-- BEGIN TEXT BLOCK --

The stop_watch class provides a lightweight, high-resolution utility for measuring elapsed time. It uses std::chrono::high_resolution_clock for precise timing measurements, making it ideal for performance profiling, benchmarking, and timing operations.

Class Definition

struct stop_watch
{
    hr_clock::time_point start_point{ hr_clock::now() };

    template<class Duration = std::chrono::milliseconds>
    [[nodiscard]] inline u64 elapsed() const noexcept;

    inline void reset() noexcept;
};

Members

start_point

The captured start timestamp. 
hr_clock::time_point start_point{ hr_clock::now() };
start_point
hr_clock::time_point
Automatically initialized to the current high-resolution time at construction

Methods

elapsed()

Returns the elapsed time since the stopwatch was started or last reset. 
template<class Duration = std::chrono::milliseconds>
[[nodiscard]] inline u64 elapsed() const noexcept;
Duration
template parameter
default:"std::chrono::milliseconds"
The time unit for the returned value. Can be any std::chrono::duration type:
  • std::chrono::nanoseconds
  • std::chrono::microseconds
  • std::chrono::milliseconds (default)
  • std::chrono::seconds
  • std::chrono::minutes
  • std::chrono::hours
return
u64
The elapsed time in the specified duration units (truncated toward zero)

reset()

Resets the stopwatch by capturing the current time. 
inline void reset() noexcept;
After calling reset(), subsequent calls to elapsed() will measure time from the reset point.

Usage Examples

Basic Elapsed Time Measurement

stx::stop_watch sw;

// Perform some work
perform_computation();

// Get elapsed time in milliseconds (default)
stx::u64 elapsed_ms = sw.elapsed();
printf("Computation took %llu ms\n", elapsed_ms);

Custom Duration Units

stx::stop_watch sw;

// Measure in nanoseconds
stx::u64 elapsed_ns = sw.elapsed<std::chrono::nanoseconds>();

// Measure in microseconds
stx::u64 elapsed_us = sw.elapsed<std::chrono::microseconds>();

// Measure in seconds
stx::u64 elapsed_sec = sw.elapsed<std::chrono::seconds>();

Resetting the Stopwatch

stx::stop_watch sw;

// First operation
operation_one();
stx::u64 time1 = sw.elapsed();
printf("Operation 1: %llu ms\n", time1);

// Reset and measure second operation
sw.reset();
operation_two();
stx::u64 time2 = sw.elapsed();
printf("Operation 2: %llu ms\n", time2);

Multiple Measurements Without Reset

stx::stop_watch sw;

step_one();
stx::u64 after_step1 = sw.elapsed();
printf("After step 1: %llu ms\n", after_step1);

step_two();
stx::u64 after_step2 = sw.elapsed();
printf("After step 2: %llu ms (total)\n", after_step2);

stx::u64 step2_duration = after_step2 - after_step1;
printf("Step 2 alone: %llu ms\n", step2_duration);

Benchmarking Function Performance

template<typename Func>
void benchmark(const char* name, Func&& func, int iterations = 1000)
{
    stx::stop_watch sw;
    
    for (int i = 0; i < iterations; ++i)

-- END TEXT BLOCK --

• GIVEN TASK:
Give every std::chrono duration type in the bulleted list that the stop_watch documentation offers as a unit for elapsed().

-- BEGIN RAW DATA --

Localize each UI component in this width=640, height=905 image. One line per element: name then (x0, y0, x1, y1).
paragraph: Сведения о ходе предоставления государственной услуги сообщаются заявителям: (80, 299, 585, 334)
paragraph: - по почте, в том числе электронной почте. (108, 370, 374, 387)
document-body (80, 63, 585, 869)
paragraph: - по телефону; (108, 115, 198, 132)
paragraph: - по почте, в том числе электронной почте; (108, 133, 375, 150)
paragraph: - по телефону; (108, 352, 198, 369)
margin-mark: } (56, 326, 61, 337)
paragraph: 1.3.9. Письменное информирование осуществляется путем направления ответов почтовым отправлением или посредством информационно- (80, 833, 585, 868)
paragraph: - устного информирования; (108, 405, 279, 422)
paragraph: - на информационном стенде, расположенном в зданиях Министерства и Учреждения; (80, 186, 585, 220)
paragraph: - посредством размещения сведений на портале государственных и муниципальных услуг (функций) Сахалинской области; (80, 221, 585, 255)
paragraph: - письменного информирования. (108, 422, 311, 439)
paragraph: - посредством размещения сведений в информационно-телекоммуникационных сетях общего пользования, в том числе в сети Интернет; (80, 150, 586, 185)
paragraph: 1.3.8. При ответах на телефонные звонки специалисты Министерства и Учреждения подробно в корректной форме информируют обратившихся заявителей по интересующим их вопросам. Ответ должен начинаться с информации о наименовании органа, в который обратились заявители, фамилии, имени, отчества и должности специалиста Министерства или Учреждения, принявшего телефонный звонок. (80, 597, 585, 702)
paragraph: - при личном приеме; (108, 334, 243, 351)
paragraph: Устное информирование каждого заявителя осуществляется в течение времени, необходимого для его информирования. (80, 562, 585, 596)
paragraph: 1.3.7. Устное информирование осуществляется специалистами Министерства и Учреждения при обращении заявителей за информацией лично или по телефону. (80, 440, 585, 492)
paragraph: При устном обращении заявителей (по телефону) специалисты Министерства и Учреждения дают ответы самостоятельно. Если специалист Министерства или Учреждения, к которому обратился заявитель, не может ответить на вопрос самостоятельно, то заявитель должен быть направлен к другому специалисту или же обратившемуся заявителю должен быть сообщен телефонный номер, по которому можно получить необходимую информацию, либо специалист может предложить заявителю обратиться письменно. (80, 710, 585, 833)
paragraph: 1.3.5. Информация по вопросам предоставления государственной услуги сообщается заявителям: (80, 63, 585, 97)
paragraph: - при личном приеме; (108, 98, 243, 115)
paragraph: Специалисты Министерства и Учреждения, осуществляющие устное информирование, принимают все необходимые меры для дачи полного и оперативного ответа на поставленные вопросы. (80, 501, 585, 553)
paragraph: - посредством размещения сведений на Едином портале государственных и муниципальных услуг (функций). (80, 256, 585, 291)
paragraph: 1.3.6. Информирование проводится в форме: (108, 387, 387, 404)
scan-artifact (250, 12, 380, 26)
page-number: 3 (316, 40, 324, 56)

-- END RAW DATA --

• OUTPUT:
- std::chrono::nanoseconds
- std::chrono::microseconds
- std::chrono::milliseconds (default)
- std::chrono::seconds
- std::chrono::minutes
- std::chrono::hours